Supplied material:
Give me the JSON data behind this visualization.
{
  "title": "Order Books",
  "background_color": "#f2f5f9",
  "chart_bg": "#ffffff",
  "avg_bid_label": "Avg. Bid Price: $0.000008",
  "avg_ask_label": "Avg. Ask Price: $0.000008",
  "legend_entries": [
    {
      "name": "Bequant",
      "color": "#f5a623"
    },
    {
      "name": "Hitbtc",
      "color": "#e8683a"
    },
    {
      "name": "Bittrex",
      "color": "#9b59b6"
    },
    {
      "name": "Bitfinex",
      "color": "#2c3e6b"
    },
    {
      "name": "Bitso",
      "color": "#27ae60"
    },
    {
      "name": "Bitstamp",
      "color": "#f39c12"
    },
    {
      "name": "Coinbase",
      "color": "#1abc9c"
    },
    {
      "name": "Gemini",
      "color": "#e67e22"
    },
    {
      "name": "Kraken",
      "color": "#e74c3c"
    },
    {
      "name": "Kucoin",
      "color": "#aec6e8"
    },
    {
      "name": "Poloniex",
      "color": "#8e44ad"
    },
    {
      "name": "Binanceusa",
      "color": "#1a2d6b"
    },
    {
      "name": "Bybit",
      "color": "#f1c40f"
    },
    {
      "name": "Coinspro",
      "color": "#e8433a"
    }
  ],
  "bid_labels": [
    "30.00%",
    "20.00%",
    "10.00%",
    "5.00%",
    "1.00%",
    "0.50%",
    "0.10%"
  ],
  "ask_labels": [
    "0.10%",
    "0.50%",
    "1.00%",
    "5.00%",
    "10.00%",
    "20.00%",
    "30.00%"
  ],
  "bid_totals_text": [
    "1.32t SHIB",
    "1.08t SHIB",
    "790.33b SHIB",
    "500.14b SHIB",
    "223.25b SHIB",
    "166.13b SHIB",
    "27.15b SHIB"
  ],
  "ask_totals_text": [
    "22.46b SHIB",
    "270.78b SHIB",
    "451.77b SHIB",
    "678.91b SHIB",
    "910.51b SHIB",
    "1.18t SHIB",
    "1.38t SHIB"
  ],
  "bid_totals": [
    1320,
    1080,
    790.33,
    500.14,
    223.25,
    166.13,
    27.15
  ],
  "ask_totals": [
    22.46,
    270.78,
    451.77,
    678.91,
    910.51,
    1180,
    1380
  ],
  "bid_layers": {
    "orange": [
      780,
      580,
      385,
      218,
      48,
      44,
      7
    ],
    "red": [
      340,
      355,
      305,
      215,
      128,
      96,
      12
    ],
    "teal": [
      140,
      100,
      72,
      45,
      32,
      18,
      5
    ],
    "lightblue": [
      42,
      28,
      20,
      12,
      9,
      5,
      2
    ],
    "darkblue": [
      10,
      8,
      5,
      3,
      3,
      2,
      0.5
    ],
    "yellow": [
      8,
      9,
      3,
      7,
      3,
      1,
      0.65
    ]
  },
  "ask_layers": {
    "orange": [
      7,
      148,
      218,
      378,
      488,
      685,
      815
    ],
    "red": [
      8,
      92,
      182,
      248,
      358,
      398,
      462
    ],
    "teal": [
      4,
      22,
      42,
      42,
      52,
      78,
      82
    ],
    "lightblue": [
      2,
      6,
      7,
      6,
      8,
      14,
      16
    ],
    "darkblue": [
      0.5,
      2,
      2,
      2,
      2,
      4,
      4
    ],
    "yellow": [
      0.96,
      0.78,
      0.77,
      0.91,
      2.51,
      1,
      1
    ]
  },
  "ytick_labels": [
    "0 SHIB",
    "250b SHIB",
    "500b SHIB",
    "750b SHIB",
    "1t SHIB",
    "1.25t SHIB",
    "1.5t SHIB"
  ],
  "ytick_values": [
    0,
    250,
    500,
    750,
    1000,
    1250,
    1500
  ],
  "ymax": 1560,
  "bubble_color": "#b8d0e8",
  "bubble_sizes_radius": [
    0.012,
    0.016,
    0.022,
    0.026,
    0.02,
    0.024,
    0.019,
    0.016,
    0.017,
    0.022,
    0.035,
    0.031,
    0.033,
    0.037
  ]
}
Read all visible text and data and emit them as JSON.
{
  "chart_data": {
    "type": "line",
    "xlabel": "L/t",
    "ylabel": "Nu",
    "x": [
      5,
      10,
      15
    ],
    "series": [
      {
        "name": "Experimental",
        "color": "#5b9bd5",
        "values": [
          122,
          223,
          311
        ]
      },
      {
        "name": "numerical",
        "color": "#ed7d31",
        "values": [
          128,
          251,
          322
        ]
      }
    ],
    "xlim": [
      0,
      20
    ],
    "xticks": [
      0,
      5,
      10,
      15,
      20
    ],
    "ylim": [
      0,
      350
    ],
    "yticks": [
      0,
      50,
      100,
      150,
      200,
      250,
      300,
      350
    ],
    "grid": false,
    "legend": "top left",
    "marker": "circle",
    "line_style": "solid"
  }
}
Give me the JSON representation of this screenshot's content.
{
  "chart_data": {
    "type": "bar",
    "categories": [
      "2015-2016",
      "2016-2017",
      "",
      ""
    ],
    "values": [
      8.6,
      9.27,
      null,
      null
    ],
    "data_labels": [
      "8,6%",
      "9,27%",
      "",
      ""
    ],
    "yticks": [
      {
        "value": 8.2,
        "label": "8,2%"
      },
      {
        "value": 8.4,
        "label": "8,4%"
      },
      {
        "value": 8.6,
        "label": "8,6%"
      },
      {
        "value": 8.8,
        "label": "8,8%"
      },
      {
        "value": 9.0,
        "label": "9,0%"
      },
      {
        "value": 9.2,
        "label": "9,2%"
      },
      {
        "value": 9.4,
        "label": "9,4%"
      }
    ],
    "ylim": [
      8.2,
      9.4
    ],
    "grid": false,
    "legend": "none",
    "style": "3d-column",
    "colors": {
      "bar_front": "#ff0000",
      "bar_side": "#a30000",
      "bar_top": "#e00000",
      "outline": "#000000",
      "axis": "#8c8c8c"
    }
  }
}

Exercise prompt:
Take the entries above and copy them out exactly.

Result for this task:
Give me the JSON data behind this visualization.
{
  "title": "Order Books",
  "background_color": "#f2f5f9",
  "chart_bg": "#ffffff",
  "avg_bid_label": "Avg. Bid Price: $0.000008",
  "avg_ask_label": "Avg. Ask Price: $0.000008",
  "legend_entries": [
    {
      "name": "Bequant",
      "color": "#f5a623"
    },
    {
      "name": "Hitbtc",
      "color": "#e8683a"
    },
    {
      "name": "Bittrex",
      "color": "#9b59b6"
    },
    {
      "name": "Bitfinex",
      "color": "#2c3e6b"
    },
    {
      "name": "Bitso",
      "color": "#27ae60"
    },
    {
      "name": "Bitstamp",
      "color": "#f39c12"
    },
    {
      "name": "Coinbase",
      "color": "#1abc9c"
    },
    {
      "name": "Gemini",
      "color": "#e67e22"
    },
    {
      "name": "Kraken",
      "color": "#e74c3c"
    },
    {
      "name": "Kucoin",
      "color": "#aec6e8"
    },
    {
      "name": "Poloniex",
      "color": "#8e44ad"
    },
    {
      "name": "Binanceusa",
      "color": "#1a2d6b"
    },
    {
      "name": "Bybit",
      "color": "#f1c40f"
    },
    {
      "name": "Coinspro",
      "color": "#e8433a"
    }
  ],
  "bid_labels": [
    "30.00%",
    "20.00%",
    "10.00%",
    "5.00%",
    "1.00%",
    "0.50%",
    "0.10%"
  ],
  "ask_labels": [
    "0.10%",
    "0.50%",
    "1.00%",
    "5.00%",
    "10.00%",
    "20.00%",
    "30.00%"
  ],
  "bid_totals_text": [
    "1.32t SHIB",
    "1.08t SHIB",
    "790.33b SHIB",
    "500.14b SHIB",
    "223.25b SHIB",
    "166.13b SHIB",
    "27.15b SHIB"
  ],
  "ask_totals_text": [
    "22.46b SHIB",
    "270.78b SHIB",
    "451.77b SHIB",
    "678.91b SHIB",
    "910.51b SHIB",
    "1.18t SHIB",
    "1.38t SHIB"
  ],
  "bid_totals": [
    1320,
    1080,
    790.33,
    500.14,
    223.25,
    166.13,
    27.15
  ],
  "ask_totals": [
    22.46,
    270.78,
    451.77,
    678.91,
    910.51,
    1180,
    1380
  ],
  "bid_layers": {
    "orange": [
      780,
      580,
      385,
      218,
      48,
      44,
      7
    ],
    "red": [
      340,
      355,
      305,
      215,
      128,
      96,
      12
    ],
    "teal": [
      140,
      100,
      72,
      45,
      32,
      18,
      5
    ],
    "lightblue": [
      42,
      28,
      20,
      12,
      9,
      5,
      2
    ],
    "darkblue": [
      10,
      8,
      5,
      3,
      3,
      2,
      0.5
    ],
    "yellow": [
      8,
      9,
      3,
      7,
      3,
      1,
      0.65
    ]
  },
  "ask_layers": {
    "orange": [
      7,
      148,
      218,
      378,
      488,
      685,
      815
    ],
    "red": [
      8,
      92,
      182,
      248,
      358,
      398,
      462
    ],
    "teal": [
      4,
      22,
      42,
      42,
      52,
      78,
      82
    ],
    "lightblue": [
      2,
      6,
      7,
      6,
      8,
      14,
      16
    ],
    "darkblue": [
      0.5,
      2,
      2,
      2,
      2,
      4,
      4
    ],
    "yellow": [
      0.96,
      0.78,
      0.77,
      0.91,
      2.51,
      1,
      1
    ]
  },
  "ytick_labels": [
    "0 SHIB",
    "250b SHIB",
    "500b SHIB",
    "750b SHIB",
    "1t SHIB",
    "1.25t SHIB",
    "1.5t SHIB"
  ],
  "ytick_values": [
    0,
    250,
    500,
    750,
    1000,
    1250,
    1500
  ],
  "ymax": 1560,
  "bubble_color": "#b8d0e8",
  "bubble_sizes_radius": [
    0.012,
    0.016,
    0.022,
    0.026,
    0.02,
    0.024,
    0.019,
    0.016,
    0.017,
    0.022,
    0.035,
    0.031,
    0.033,
    0.037
  ]
}
Read all visible text and data and emit them as JSON.
{
  "chart_data": {
    "type": "line",
    "xlabel": "L/t",
    "ylabel": "Nu",
    "x": [
      5,
      10,
      15
    ],
    "series": [
      {
        "name": "Experimental",
        "color": "#5b9bd5",
        "values": [
          122,
          223,
          311
        ]
      },
      {
        "name": "numerical",
        "color": "#ed7d31",
        "values": [
          128,
          251,
          322
        ]
      }
    ],
    "xlim": [
      0,
      20
    ],
    "xticks": [
      0,
      5,
      10,
      15,
      20
    ],
    "ylim": [
      0,
      350
    ],
    "yticks": [
      0,
      50,
      100,
      150,
      200,
      250,
      300,
      350
    ],
    "grid": false,
    "legend": "top left",
    "marker": "circle",
    "line_style": "solid"
  }
}
Give me the JSON representation of this screenshot's content.
{
  "chart_data": {
    "type": "bar",
    "categories": [
      "2015-2016",
      "2016-2017",
      "",
      ""
    ],
    "values": [
      8.6,
      9.27,
      null,
      null
    ],
    "data_labels": [
      "8,6%",
      "9,27%",
      "",
      ""
    ],
    "yticks": [
      {
        "value": 8.2,
        "label": "8,2%"
      },
      {
        "value": 8.4,
        "label": "8,4%"
      },
      {
        "value": 8.6,
        "label": "8,6%"
      },
      {
        "value": 8.8,
        "label": "8,8%"
      },
      {
        "value": 9.0,
        "label": "9,0%"
      },
      {
        "value": 9.2,
        "label": "9,2%"
      },
      {
        "value": 9.4,
        "label": "9,4%"
      }
    ],
    "ylim": [
      8.2,
      9.4
    ],
    "grid": false,
    "legend": "none",
    "style": "3d-column",
    "colors": {
      "bar_front": "#ff0000",
      "bar_side": "#a30000",
      "bar_top": "#e00000",
      "outline": "#000000",
      "axis": "#8c8c8c"
    }
  }
}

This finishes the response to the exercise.